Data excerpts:

-- Begin --

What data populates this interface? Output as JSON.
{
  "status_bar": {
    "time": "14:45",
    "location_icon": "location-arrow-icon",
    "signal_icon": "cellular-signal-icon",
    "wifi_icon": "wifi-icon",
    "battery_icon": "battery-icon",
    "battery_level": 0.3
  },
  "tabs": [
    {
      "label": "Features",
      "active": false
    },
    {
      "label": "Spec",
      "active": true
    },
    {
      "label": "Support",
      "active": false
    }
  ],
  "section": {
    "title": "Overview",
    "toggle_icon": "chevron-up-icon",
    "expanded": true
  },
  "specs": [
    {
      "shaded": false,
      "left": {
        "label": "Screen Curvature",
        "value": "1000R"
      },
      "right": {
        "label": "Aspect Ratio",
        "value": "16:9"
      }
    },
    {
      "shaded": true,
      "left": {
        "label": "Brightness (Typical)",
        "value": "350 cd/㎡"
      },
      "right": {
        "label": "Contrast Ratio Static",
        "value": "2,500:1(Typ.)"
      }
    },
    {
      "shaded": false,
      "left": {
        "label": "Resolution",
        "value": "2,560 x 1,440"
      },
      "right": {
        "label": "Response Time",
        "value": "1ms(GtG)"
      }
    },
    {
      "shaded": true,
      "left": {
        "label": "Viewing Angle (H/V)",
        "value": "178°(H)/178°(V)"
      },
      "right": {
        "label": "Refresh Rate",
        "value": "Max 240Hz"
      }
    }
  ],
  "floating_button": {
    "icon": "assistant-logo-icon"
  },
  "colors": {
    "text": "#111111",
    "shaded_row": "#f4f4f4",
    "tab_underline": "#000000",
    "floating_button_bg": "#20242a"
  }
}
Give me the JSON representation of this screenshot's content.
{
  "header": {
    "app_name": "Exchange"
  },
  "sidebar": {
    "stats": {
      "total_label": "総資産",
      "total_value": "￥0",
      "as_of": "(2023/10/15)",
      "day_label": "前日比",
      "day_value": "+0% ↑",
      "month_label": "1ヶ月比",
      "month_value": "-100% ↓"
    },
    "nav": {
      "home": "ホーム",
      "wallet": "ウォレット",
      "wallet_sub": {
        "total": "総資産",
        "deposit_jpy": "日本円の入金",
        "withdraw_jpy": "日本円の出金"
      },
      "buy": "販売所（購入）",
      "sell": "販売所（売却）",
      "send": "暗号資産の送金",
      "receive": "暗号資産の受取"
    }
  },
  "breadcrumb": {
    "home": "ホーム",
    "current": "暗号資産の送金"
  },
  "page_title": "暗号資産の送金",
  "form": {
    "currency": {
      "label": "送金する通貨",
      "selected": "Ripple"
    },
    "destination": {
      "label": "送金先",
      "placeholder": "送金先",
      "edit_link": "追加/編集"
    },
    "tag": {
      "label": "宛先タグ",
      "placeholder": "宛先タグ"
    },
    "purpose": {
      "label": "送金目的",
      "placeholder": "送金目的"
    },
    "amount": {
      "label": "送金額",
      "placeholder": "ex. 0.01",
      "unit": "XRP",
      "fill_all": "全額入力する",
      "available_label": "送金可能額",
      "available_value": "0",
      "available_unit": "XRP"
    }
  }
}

-- End --

• YOUR INSTRUCTIONS
Retype the records that precede this task, keeping them exactly the same.

• EXPECTED OUTPUT
What data populates this interface? Output as JSON.
{
  "status_bar": {
    "time": "14:45",
    "location_icon": "location-arrow-icon",
    "signal_icon": "cellular-signal-icon",
    "wifi_icon": "wifi-icon",
    "battery_icon": "battery-icon",
    "battery_level": 0.3
  },
  "tabs": [
    {
      "label": "Features",
      "active": false
    },
    {
      "label": "Spec",
      "active": true
    },
    {
      "label": "Support",
      "active": false
    }
  ],
  "section": {
    "title": "Overview",
    "toggle_icon": "chevron-up-icon",
    "expanded": true
  },
  "specs": [
    {
      "shaded": false,
      "left": {
        "label": "Screen Curvature",
        "value": "1000R"
      },
      "right": {
        "label": "Aspect Ratio",
        "value": "16:9"
      }
    },
    {
      "shaded": true,
      "left": {
        "label": "Brightness (Typical)",
        "value": "350 cd/㎡"
      },
      "right": {
        "label": "Contrast Ratio Static",
        "value": "2,500:1(Typ.)"
      }
    },
    {
      "shaded": false,
      "left": {
        "label": "Resolution",
        "value": "2,560 x 1,440"
      },
      "right": {
        "label": "Response Time",
        "value": "1ms(GtG)"
      }
    },
    {
      "shaded": true,
      "left": {
        "label": "Viewing Angle (H/V)",
        "value": "178°(H)/178°(V)"
      },
      "right": {
        "label": "Refresh Rate",
        "value": "Max 240Hz"
      }
    }
  ],
  "floating_button": {
    "icon": "assistant-logo-icon"
  },
  "colors": {
    "text": "#111111",
    "shaded_row": "#f4f4f4",
    "tab_underline": "#000000",
    "floating_button_bg": "#20242a"
  }
}
Give me the JSON representation of this screenshot's content.
{
  "header": {
    "app_name": "Exchange"
  },
  "sidebar": {
    "stats": {
      "total_label": "総資産",
      "total_value": "￥0",
      "as_of": "(2023/10/15)",
      "day_label": "前日比",
      "day_value": "+0% ↑",
      "month_label": "1ヶ月比",
      "month_value": "-100% ↓"
    },
    "nav": {
      "home": "ホーム",
      "wallet": "ウォレット",
      "wallet_sub": {
        "total": "総資産",
        "deposit_jpy": "日本円の入金",
        "withdraw_jpy": "日本円の出金"
      },
      "buy": "販売所（購入）",
      "sell": "販売所（売却）",
      "send": "暗号資産の送金",
      "receive": "暗号資産の受取"
    }
  },
  "breadcrumb": {
    "home": "ホーム",
    "current": "暗号資産の送金"
  },
  "page_title": "暗号資産の送金",
  "form": {
    "currency": {
      "label": "送金する通貨",
      "selected": "Ripple"
    },
    "destination": {
      "label": "送金先",
      "placeholder": "送金先",
      "edit_link": "追加/編集"
    },
    "tag": {
      "label": "宛先タグ",
      "placeholder": "宛先タグ"
    },
    "purpose": {
      "label": "送金目的",
      "placeholder": "送金目的"
    },
    "amount": {
      "label": "送金額",
      "placeholder": "ex. 0.01",
      "unit": "XRP",
      "fill_all": "全額入力する",
      "available_label": "送金可能額",
      "available_value": "0",
      "available_unit": "XRP"
    }
  }
}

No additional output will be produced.